== SHORT EXERCISE ==
Once the pictures are set aside, transcribe the remaining data exactly.

== SOURCE RECORDS ==
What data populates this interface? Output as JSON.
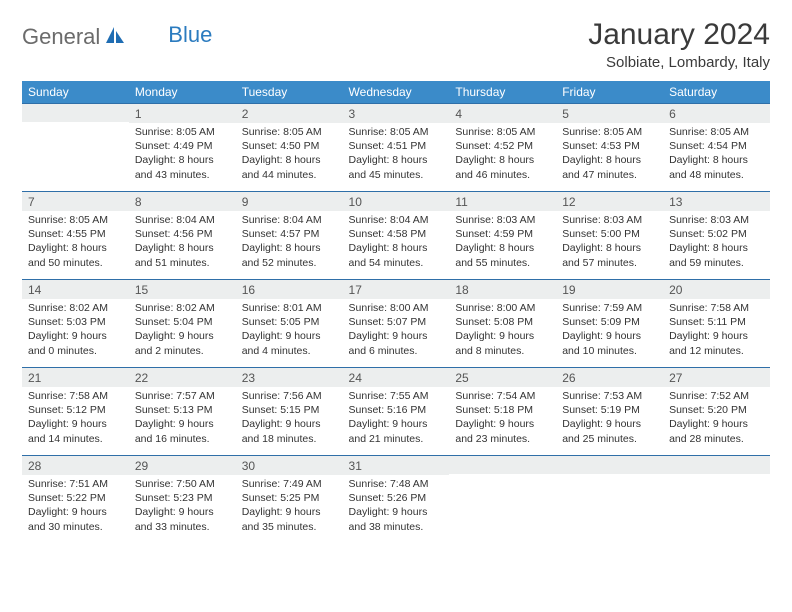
{
  "logo": {
    "general": "General",
    "blue": "Blue"
  },
  "header": {
    "title": "January 2024",
    "location": "Solbiate, Lombardy, Italy"
  },
  "colors": {
    "header_bg": "#3b8bc9",
    "header_text": "#ffffff",
    "daynum_bg": "#eceeee",
    "border": "#2f6fa8",
    "logo_gray": "#6b6b6b",
    "logo_blue": "#2b7bbf"
  },
  "day_names": [
    "Sunday",
    "Monday",
    "Tuesday",
    "Wednesday",
    "Thursday",
    "Friday",
    "Saturday"
  ],
  "weeks": [
    [
      {
        "num": "",
        "line1": "",
        "line2": "",
        "line3": "",
        "line4": ""
      },
      {
        "num": "1",
        "line1": "Sunrise: 8:05 AM",
        "line2": "Sunset: 4:49 PM",
        "line3": "Daylight: 8 hours",
        "line4": "and 43 minutes."
      },
      {
        "num": "2",
        "line1": "Sunrise: 8:05 AM",
        "line2": "Sunset: 4:50 PM",
        "line3": "Daylight: 8 hours",
        "line4": "and 44 minutes."
      },
      {
        "num": "3",
        "line1": "Sunrise: 8:05 AM",
        "line2": "Sunset: 4:51 PM",
        "line3": "Daylight: 8 hours",
        "line4": "and 45 minutes."
      },
      {
        "num": "4",
        "line1": "Sunrise: 8:05 AM",
        "line2": "Sunset: 4:52 PM",
        "line3": "Daylight: 8 hours",
        "line4": "and 46 minutes."
      },
      {
        "num": "5",
        "line1": "Sunrise: 8:05 AM",
        "line2": "Sunset: 4:53 PM",
        "line3": "Daylight: 8 hours",
        "line4": "and 47 minutes."
      },
      {
        "num": "6",
        "line1": "Sunrise: 8:05 AM",
        "line2": "Sunset: 4:54 PM",
        "line3": "Daylight: 8 hours",
        "line4": "and 48 minutes."
      }
    ],
    [
      {
        "num": "7",
        "line1": "Sunrise: 8:05 AM",
        "line2": "Sunset: 4:55 PM",
        "line3": "Daylight: 8 hours",
        "line4": "and 50 minutes."
      },
      {
        "num": "8",
        "line1": "Sunrise: 8:04 AM",
        "line2": "Sunset: 4:56 PM",
        "line3": "Daylight: 8 hours",
        "line4": "and 51 minutes."
      },
      {
        "num": "9",
        "line1": "Sunrise: 8:04 AM",
        "line2": "Sunset: 4:57 PM",
        "line3": "Daylight: 8 hours",
        "line4": "and 52 minutes."
      },
      {
        "num": "10",
        "line1": "Sunrise: 8:04 AM",
        "line2": "Sunset: 4:58 PM",
        "line3": "Daylight: 8 hours",
        "line4": "and 54 minutes."
      },
      {
        "num": "11",
        "line1": "Sunrise: 8:03 AM",
        "line2": "Sunset: 4:59 PM",
        "line3": "Daylight: 8 hours",
        "line4": "and 55 minutes."
      },
      {
        "num": "12",
        "line1": "Sunrise: 8:03 AM",
        "line2": "Sunset: 5:00 PM",
        "line3": "Daylight: 8 hours",
        "line4": "and 57 minutes."
      },
      {
        "num": "13",
        "line1": "Sunrise: 8:03 AM",
        "line2": "Sunset: 5:02 PM",
        "line3": "Daylight: 8 hours",
        "line4": "and 59 minutes."
      }
    ],
    [
      {
        "num": "14",
        "line1": "Sunrise: 8:02 AM",
        "line2": "Sunset: 5:03 PM",
        "line3": "Daylight: 9 hours",
        "line4": "and 0 minutes."
      },
      {
        "num": "15",
        "line1": "Sunrise: 8:02 AM",
        "line2": "Sunset: 5:04 PM",
        "line3": "Daylight: 9 hours",
        "line4": "and 2 minutes."
      },
      {
        "num": "16",
        "line1": "Sunrise: 8:01 AM",
        "line2": "Sunset: 5:05 PM",
        "line3": "Daylight: 9 hours",
        "line4": "and 4 minutes."
      },
      {
        "num": "17",
        "line1": "Sunrise: 8:00 AM",
        "line2": "Sunset: 5:07 PM",
        "line3": "Daylight: 9 hours",
        "line4": "and 6 minutes."
      },
      {
        "num": "18",
        "line1": "Sunrise: 8:00 AM",
        "line2": "Sunset: 5:08 PM",
        "line3": "Daylight: 9 hours",
        "line4": "and 8 minutes."
      },
      {
        "num": "19",
        "line1": "Sunrise: 7:59 AM",
        "line2": "Sunset: 5:09 PM",
        "line3": "Daylight: 9 hours",
        "line4": "and 10 minutes."
      },
      {
        "num": "20",
        "line1": "Sunrise: 7:58 AM",
        "line2": "Sunset: 5:11 PM",
        "line3": "Daylight: 9 hours",
        "line4": "and 12 minutes."
      }
    ],
    [
      {
        "num": "21",
        "line1": "Sunrise: 7:58 AM",
        "line2": "Sunset: 5:12 PM",
        "line3": "Daylight: 9 hours",
        "line4": "and 14 minutes."
      },
      {
        "num": "22",
        "line1": "Sunrise: 7:57 AM",
        "line2": "Sunset: 5:13 PM",
        "line3": "Daylight: 9 hours",
        "line4": "and 16 minutes."
      },
      {
        "num": "23",
        "line1": "Sunrise: 7:56 AM",
        "line2": "Sunset: 5:15 PM",
        "line3": "Daylight: 9 hours",
        "line4": "and 18 minutes."
      },
      {
        "num": "24",
        "line1": "Sunrise: 7:55 AM",
        "line2": "Sunset: 5:16 PM",
        "line3": "Daylight: 9 hours",
        "line4": "and 21 minutes."
      },
      {
        "num": "25",
        "line1": "Sunrise: 7:54 AM",
        "line2": "Sunset: 5:18 PM",
        "line3": "Daylight: 9 hours",
        "line4": "and 23 minutes."
      },
      {
        "num": "26",
        "line1": "Sunrise: 7:53 AM",
        "line2": "Sunset: 5:19 PM",
        "line3": "Daylight: 9 hours",
        "line4": "and 25 minutes."
      },
      {
        "num": "27",
        "line1": "Sunrise: 7:52 AM",
        "line2": "Sunset: 5:20 PM",
        "line3": "Daylight: 9 hours",
        "line4": "and 28 minutes."
      }
    ],
    [
      {
        "num": "28",
        "line1": "Sunrise: 7:51 AM",
        "line2": "Sunset: 5:22 PM",
        "line3": "Daylight: 9 hours",
        "line4": "and 30 minutes."
      },
      {
        "num": "29",
        "line1": "Sunrise: 7:50 AM",
        "line2": "Sunset: 5:23 PM",
        "line3": "Daylight: 9 hours",
        "line4": "and 33 minutes."
      },
      {
        "num": "30",
        "line1": "Sunrise: 7:49 AM",
        "line2": "Sunset: 5:25 PM",
        "line3": "Daylight: 9 hours",
        "line4": "and 35 minutes."
      },
      {
        "num": "31",
        "line1": "Sunrise: 7:48 AM",
        "line2": "Sunset: 5:26 PM",
        "line3": "Daylight: 9 hours",
        "line4": "and 38 minutes."
      },
      {
        "num": "",
        "line1": "",
        "line2": "",
        "line3": "",
        "line4": ""
      },
      {
        "num": "",
        "line1": "",
        "line2": "",
        "line3": "",
        "line4": ""
      },
      {
        "num": "",
        "line1": "",
        "line2": "",
        "line3": "",
        "line4": ""
      }
    ]
  ]
}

== WRITTEN SOLUTION ==
What data populates this interface? Output as JSON.
{
  "logo": {
    "general": "General",
    "blue": "Blue"
  },
  "header": {
    "title": "January 2024",
    "location": "Solbiate, Lombardy, Italy"
  },
  "colors": {
    "header_bg": "#3b8bc9",
    "header_text": "#ffffff",
    "daynum_bg": "#eceeee",
    "border": "#2f6fa8",
    "logo_gray": "#6b6b6b",
    "logo_blue": "#2b7bbf"
  },
  "day_names": [
    "Sunday",
    "Monday",
    "Tuesday",
    "Wednesday",
    "Thursday",
    "Friday",
    "Saturday"
  ],
  "weeks": [
    [
      {
        "num": "",
        "line1": "",
        "line2": "",
        "line3": "",
        "line4": ""
      },
      {
        "num": "1",
        "line1": "Sunrise: 8:05 AM",
        "line2": "Sunset: 4:49 PM",
        "line3": "Daylight: 8 hours",
        "line4": "and 43 minutes."
      },
      {
        "num": "2",
        "line1": "Sunrise: 8:05 AM",
        "line2": "Sunset: 4:50 PM",
        "line3": "Daylight: 8 hours",
        "line4": "and 44 minutes."
      },
      {
        "num": "3",
        "line1": "Sunrise: 8:05 AM",
        "line2": "Sunset: 4:51 PM",
        "line3": "Daylight: 8 hours",
        "line4": "and 45 minutes."
      },
      {
        "num": "4",
        "line1": "Sunrise: 8:05 AM",
        "line2": "Sunset: 4:52 PM",
        "line3": "Daylight: 8 hours",
        "line4": "and 46 minutes."
      },
      {
        "num": "5",
        "line1": "Sunrise: 8:05 AM",
        "line2": "Sunset: 4:53 PM",
        "line3": "Daylight: 8 hours",
        "line4": "and 47 minutes."
      },
      {
        "num": "6",
        "line1": "Sunrise: 8:05 AM",
        "line2": "Sunset: 4:54 PM",
        "line3": "Daylight: 8 hours",
        "line4": "and 48 minutes."
      }
    ],
    [
      {
        "num": "7",
        "line1": "Sunrise: 8:05 AM",
        "line2": "Sunset: 4:55 PM",
        "line3": "Daylight: 8 hours",
        "line4": "and 50 minutes."
      },
      {
        "num": "8",
        "line1": "Sunrise: 8:04 AM",
        "line2": "Sunset: 4:56 PM",
        "line3": "Daylight: 8 hours",
        "line4": "and 51 minutes."
      },
      {
        "num": "9",
        "line1": "Sunrise: 8:04 AM",
        "line2": "Sunset: 4:57 PM",
        "line3": "Daylight: 8 hours",
        "line4": "and 52 minutes."
      },
      {
        "num": "10",
        "line1": "Sunrise: 8:04 AM",
        "line2": "Sunset: 4:58 PM",
        "line3": "Daylight: 8 hours",
        "line4": "and 54 minutes."
      },
      {
        "num": "11",
        "line1": "Sunrise: 8:03 AM",
        "line2": "Sunset: 4:59 PM",
        "line3": "Daylight: 8 hours",
        "line4": "and 55 minutes."
      },
      {
        "num": "12",
        "line1": "Sunrise: 8:03 AM",
        "line2": "Sunset: 5:00 PM",
        "line3": "Daylight: 8 hours",
        "line4": "and 57 minutes."
      },
      {
        "num": "13",
        "line1": "Sunrise: 8:03 AM",
        "line2": "Sunset: 5:02 PM",
        "line3": "Daylight: 8 hours",
        "line4": "and 59 minutes."
      }
    ],
    [
      {
        "num": "14",
        "line1": "Sunrise: 8:02 AM",
        "line2": "Sunset: 5:03 PM",
        "line3": "Daylight: 9 hours",
        "line4": "and 0 minutes."
      },
      {
        "num": "15",
        "line1": "Sunrise: 8:02 AM",
        "line2": "Sunset: 5:04 PM",
        "line3": "Daylight: 9 hours",
        "line4": "and 2 minutes."
      },
      {
        "num": "16",
        "line1": "Sunrise: 8:01 AM",
        "line2": "Sunset: 5:05 PM",
        "line3": "Daylight: 9 hours",
        "line4": "and 4 minutes."
      },
      {
        "num": "17",
        "line1": "Sunrise: 8:00 AM",
        "line2": "Sunset: 5:07 PM",
        "line3": "Daylight: 9 hours",
        "line4": "and 6 minutes."
      },
      {
        "num": "18",
        "line1": "Sunrise: 8:00 AM",
        "line2": "Sunset: 5:08 PM",
        "line3": "Daylight: 9 hours",
        "line4": "and 8 minutes."
      },
      {
        "num": "19",
        "line1": "Sunrise: 7:59 AM",
        "line2": "Sunset: 5:09 PM",
        "line3": "Daylight: 9 hours",
        "line4": "and 10 minutes."
      },
      {
        "num": "20",
        "line1": "Sunrise: 7:58 AM",
        "line2": "Sunset: 5:11 PM",
        "line3": "Daylight: 9 hours",
        "line4": "and 12 minutes."
      }
    ],
    [
      {
        "num": "21",
        "line1": "Sunrise: 7:58 AM",
        "line2": "Sunset: 5:12 PM",
        "line3": "Daylight: 9 hours",
        "line4": "and 14 minutes."
      },
      {
        "num": "22",
        "line1": "Sunrise: 7:57 AM",
        "line2": "Sunset: 5:13 PM",
        "line3": "Daylight: 9 hours",
        "line4": "and 16 minutes."
      },
      {
        "num": "23",
        "line1": "Sunrise: 7:56 AM",
        "line2": "Sunset: 5:15 PM",
        "line3": "Daylight: 9 hours",
        "line4": "and 18 minutes."
      },
      {
        "num": "24",
        "line1": "Sunrise: 7:55 AM",
        "line2": "Sunset: 5:16 PM",
        "line3": "Daylight: 9 hours",
        "line4": "and 21 minutes."
      },
      {
        "num": "25",
        "line1": "Sunrise: 7:54 AM",
        "line2": "Sunset: 5:18 PM",
        "line3": "Daylight: 9 hours",
        "line4": "and 23 minutes."
      },
      {
        "num": "26",
        "line1": "Sunrise: 7:53 AM",
        "line2": "Sunset: 5:19 PM",
        "line3": "Daylight: 9 hours",
        "line4": "and 25 minutes."
      },
      {
        "num": "27",
        "line1": "Sunrise: 7:52 AM",
        "line2": "Sunset: 5:20 PM",
        "line3": "Daylight: 9 hours",
        "line4": "and 28 minutes."
      }
    ],
    [
      {
        "num": "28",
        "line1": "Sunrise: 7:51 AM",
        "line2": "Sunset: 5:22 PM",
        "line3": "Daylight: 9 hours",
        "line4": "and 30 minutes."
      },
      {
        "num": "29",
        "line1": "Sunrise: 7:50 AM",
        "line2": "Sunset: 5:23 PM",
        "line3": "Daylight: 9 hours",
        "line4": "and 33 minutes."
      },
      {
        "num": "30",
        "line1": "Sunrise: 7:49 AM",
        "line2": "Sunset: 5:25 PM",
        "line3": "Daylight: 9 hours",
        "line4": "and 35 minutes."
      },
      {
        "num": "31",
        "line1": "Sunrise: 7:48 AM",
        "line2": "Sunset: 5:26 PM",
        "line3": "Daylight: 9 hours",
        "line4": "and 38 minutes."
      },
      {
        "num": "",
        "line1": "",
        "line2": "",
        "line3": "",
        "line4": ""
      },
      {
        "num": "",
        "line1": "",
        "line2": "",
        "line3": "",
        "line4": ""
      },
      {
        "num": "",
        "line1": "",
        "line2": "",
        "line3": "",
        "line4": ""
      }
    ]
  ]
}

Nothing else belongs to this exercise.